- [TEXT PROVIDED]
================

# Have you ever been asked for references?



## desdinova (Feb 8, 2017)

We were called by a client who found us on the Internet. They are from out of state, and it's a big corporate type thing where the event is for a group of business partners, arranged by people that probably aren't even going to be at the event, payed for by the management accounting department that probably doesn't even know who the people attending are.

So that's the setup. We work up a proposal, do a site visit, have a tasting, they are excited, we are excited too, (hey we like our job) all is ready to go... then... they submit the invoice and we get.. "_the management requires that we get references for all outside vendors and caterers for our conference event"_

Our response was "_While we would love to provide references, we do not have permission, nor would we burden our clients with asking for permission, to distribute their contact information for any reason. Our clients often post reviews and comments on public forums such as Yelp and Facebook and in addition we have testimonials that have been posted on the home page of our website for which clients gave specific permission._ "

Two weeks later, we get a "_we had to move on to another provider."
_
As most of our business is word of mouth, we've honestly never been asked for a reference before. I think I handled it as best as I could, but no one likes to loose an event so far into the planning.

Was wondering if this sort of thing has happened to anyone else, what you did, comments, support, advise, etc...

Miles


----------



## quelper (Feb 28, 2007)

desdinova said:


> We were called by a client who found us on the Internet. They are not from out of state, and it's a big corporate type thing where the event is for a group of business partners, arranged by people that probably aren't even going to be at the event, payed for by the management accounting department that probably doesn't even know who the people attending are.

================

- [AVAILABLE RECORDS]
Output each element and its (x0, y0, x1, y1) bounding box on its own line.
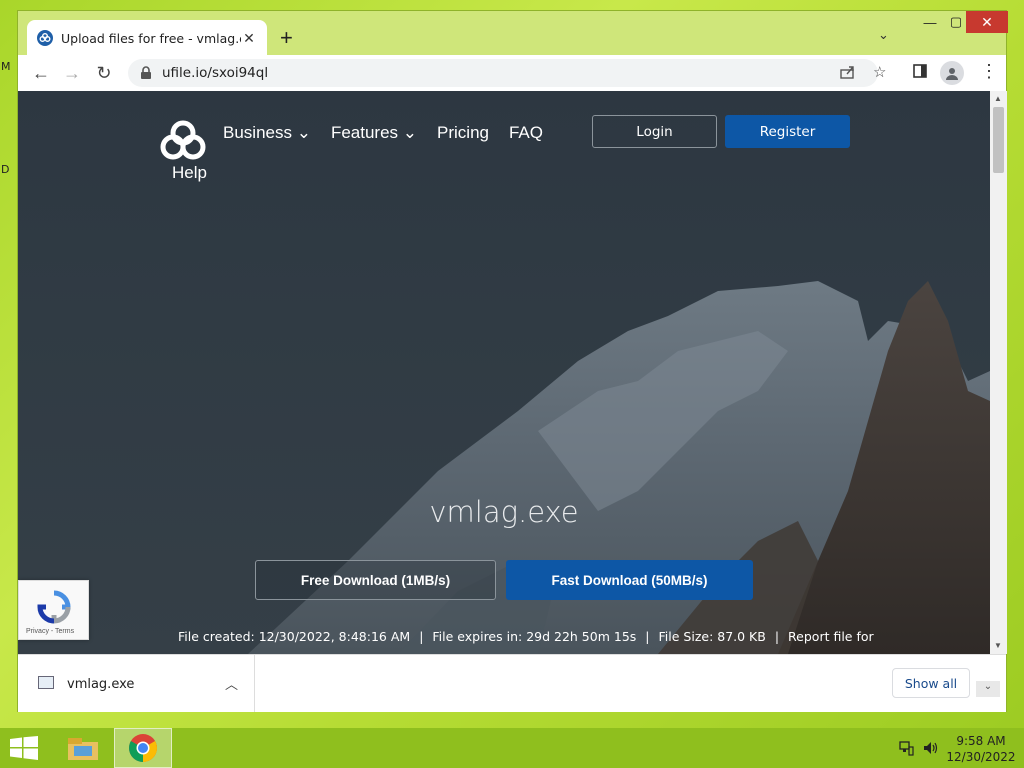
new-tab-button[interactable]: + (280, 25, 293, 51)
share-icon[interactable] (840, 65, 856, 83)
recaptcha-badge[interactable]: Privacy - Terms (18, 580, 89, 640)
side-panel-icon[interactable] (913, 64, 927, 83)
free-download-button[interactable]: Free Download (1MB/s) (255, 560, 496, 600)
clock-date: 12/30/2022 (946, 750, 1016, 764)
scrollbar-thumb[interactable] (993, 107, 1004, 173)
nav-pricing-link[interactable]: Pricing (437, 123, 489, 143)
ufile-logo-icon[interactable] (158, 117, 208, 167)
address-bar[interactable]: ufile.io/sxoi94ql (128, 59, 878, 87)
chevron-up-icon[interactable]: ︿ (225, 674, 238, 693)
desktop-icon-label: D (1, 163, 10, 176)
nav-faq-link[interactable]: FAQ (509, 123, 543, 143)
tab-close-icon[interactable]: ✕ (241, 30, 257, 47)
meta-separator: | (774, 629, 780, 644)
page-scrollbar[interactable]: ▲ ▼ (990, 91, 1007, 654)
close-window-button[interactable]: ✕ (966, 11, 1008, 33)
windows-start-icon[interactable] (10, 736, 38, 760)
show-all-button[interactable]: Show all (892, 668, 970, 698)
bookmark-star-icon[interactable]: ☆ (873, 63, 886, 81)
browser-toolbar: ← → ↻ ufile.io/sxoi94ql ☆ ⋮ (18, 55, 1006, 91)
chrome-taskbar-icon[interactable] (114, 728, 172, 768)
site-logo[interactable]: Help (158, 117, 208, 182)
tab-strip: Upload files for free - vmlag.exe ✕ + ⌄ … (18, 11, 1008, 56)
nav-business-link[interactable]: Business ⌄ (223, 123, 311, 143)
download-shelf: vmlag.exe ︿ Show all ⌄ (18, 654, 1006, 712)
tab-title: Upload files for free - vmlag.exe (61, 30, 241, 46)
volume-icon[interactable] (922, 740, 938, 759)
clock-time: 9:58 AM (956, 734, 1006, 748)
page-viewport: Help Business ⌄ Features ⌄ Pricing FAQ L… (18, 91, 990, 654)
meta-separator: | (419, 629, 424, 644)
browser-tab[interactable]: Upload files for free - vmlag.exe ✕ (27, 20, 267, 56)
meta-separator: | (645, 629, 650, 644)
profile-avatar-icon[interactable] (940, 61, 964, 85)
file-size: File Size: 87.0 KB (658, 629, 766, 644)
browser-window: Upload files for free - vmlag.exe ✕ + ⌄ … (17, 10, 1008, 712)
lock-icon[interactable] (140, 66, 152, 80)
report-file-link[interactable]: Report file for (788, 629, 874, 644)
register-button[interactable]: Register (725, 115, 850, 148)
forward-button[interactable]: → (59, 60, 85, 86)
recaptcha-privacy-terms[interactable]: Privacy - Terms (26, 628, 74, 635)
login-button[interactable]: Login (592, 115, 717, 148)
windows-taskbar: 9:58 AM 12/30/2022 (0, 728, 1024, 768)
nav-help-link[interactable]: Help (172, 163, 207, 183)
recaptcha-icon (37, 590, 71, 624)
site-menu: Business ⌄ Features ⌄ Pricing FAQ (223, 119, 563, 143)
close-shelf-icon[interactable]: ⌄ (976, 681, 1000, 697)
ufile-favicon-icon (37, 30, 53, 46)
file-created: File created: 12/30/2022, 8:48:16 AM (178, 629, 411, 644)
reload-button[interactable]: ↻ (91, 60, 117, 86)
download-item[interactable]: vmlag.exe ︿ (18, 655, 255, 712)
exe-file-icon (38, 676, 54, 689)
file-meta-info: File created: 12/30/2022, 8:48:16 AM | Fil… (178, 629, 874, 644)
fast-download-button[interactable]: Fast Download (50MB/s) (506, 560, 753, 600)
back-button[interactable]: ← (28, 60, 54, 86)
mountain-background-image (248, 281, 990, 654)
nav-features-link[interactable]: Features ⌄ (331, 123, 417, 143)
desktop-icon-label: M (1, 60, 11, 73)
file-explorer-taskbar-icon[interactable] (54, 728, 112, 768)
taskbar-clock[interactable]: 9:58 AM 12/30/2022 (946, 733, 1016, 765)
download-file-name: vmlag.exe (67, 677, 135, 692)
file-expires: File expires in: 29d 22h 50m 15s (432, 629, 637, 644)
file-name-heading: vmlag.exe (429, 495, 579, 529)
tab-search-icon[interactable]: ⌄ (878, 27, 889, 43)
url-text: ufile.io/sxoi94ql (162, 65, 269, 81)
network-icon[interactable] (898, 740, 914, 759)
scroll-down-icon[interactable]: ▼ (994, 641, 1002, 650)
menu-kebab-icon[interactable]: ⋮ (980, 61, 998, 82)
scroll-up-icon[interactable]: ▲ (994, 94, 1002, 103)
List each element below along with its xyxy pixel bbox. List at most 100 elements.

================

- [STATED TASK A] Rewrite the passage of the forum thread on being asked for references between "Was wondering if" and "(Feb 28, 2007)", inclusive, putting "help" in place of "support".
- [STATED TASK B] Write out, unchanged, the lines of the records between the lines holding "new-tab-button[interactable]: + (280, 25, 293, 51)" and "tab-title: Upload files", inclusive.

- [FULL ANSWER A]
Was wondering if this sort of thing has happened to anyone else, what you did, comments, help, advise, etc...

Miles


----------



## quelper (Feb 28, 2007)

- [FULL ANSWER B]
new-tab-button[interactable]: + (280, 25, 293, 51)
share-icon[interactable] (840, 65, 856, 83)
recaptcha-badge[interactable]: Privacy - Terms (18, 580, 89, 640)
side-panel-icon[interactable] (913, 64, 927, 83)
free-download-button[interactable]: Free Download (1MB/s) (255, 560, 496, 600)
clock-date: 12/30/2022 (946, 750, 1016, 764)
scrollbar-thumb[interactable] (993, 107, 1004, 173)
nav-pricing-link[interactable]: Pricing (437, 123, 489, 143)
ufile-logo-icon[interactable] (158, 117, 208, 167)
address-bar[interactable]: ufile.io/sxoi94ql (128, 59, 878, 87)
chevron-up-icon[interactable]: ︿ (225, 674, 238, 693)
desktop-icon-label: D (1, 163, 10, 176)
nav-faq-link[interactable]: FAQ (509, 123, 543, 143)
tab-close-icon[interactable]: ✕ (241, 30, 257, 47)
meta-separator: | (774, 629, 780, 644)
page-scrollbar[interactable]: ▲ ▼ (990, 91, 1007, 654)
close-window-button[interactable]: ✕ (966, 11, 1008, 33)
windows-start-icon[interactable] (10, 736, 38, 760)
show-all-button[interactable]: Show all (892, 668, 970, 698)
bookmark-star-icon[interactable]: ☆ (873, 63, 886, 81)
browser-toolbar: ← → ↻ ufile.io/sxoi94ql ☆ ⋮ (18, 55, 1006, 91)
chrome-taskbar-icon[interactable] (114, 728, 172, 768)
site-logo[interactable]: Help (158, 117, 208, 182)
tab-strip: Upload files for free - vmlag.exe ✕ + ⌄ … (18, 11, 1008, 56)
nav-business-link[interactable]: Business ⌄ (223, 123, 311, 143)
download-shelf: vmlag.exe ︿ Show all ⌄ (18, 654, 1006, 712)
tab-title: Upload files for free - vmlag.exe (61, 30, 241, 46)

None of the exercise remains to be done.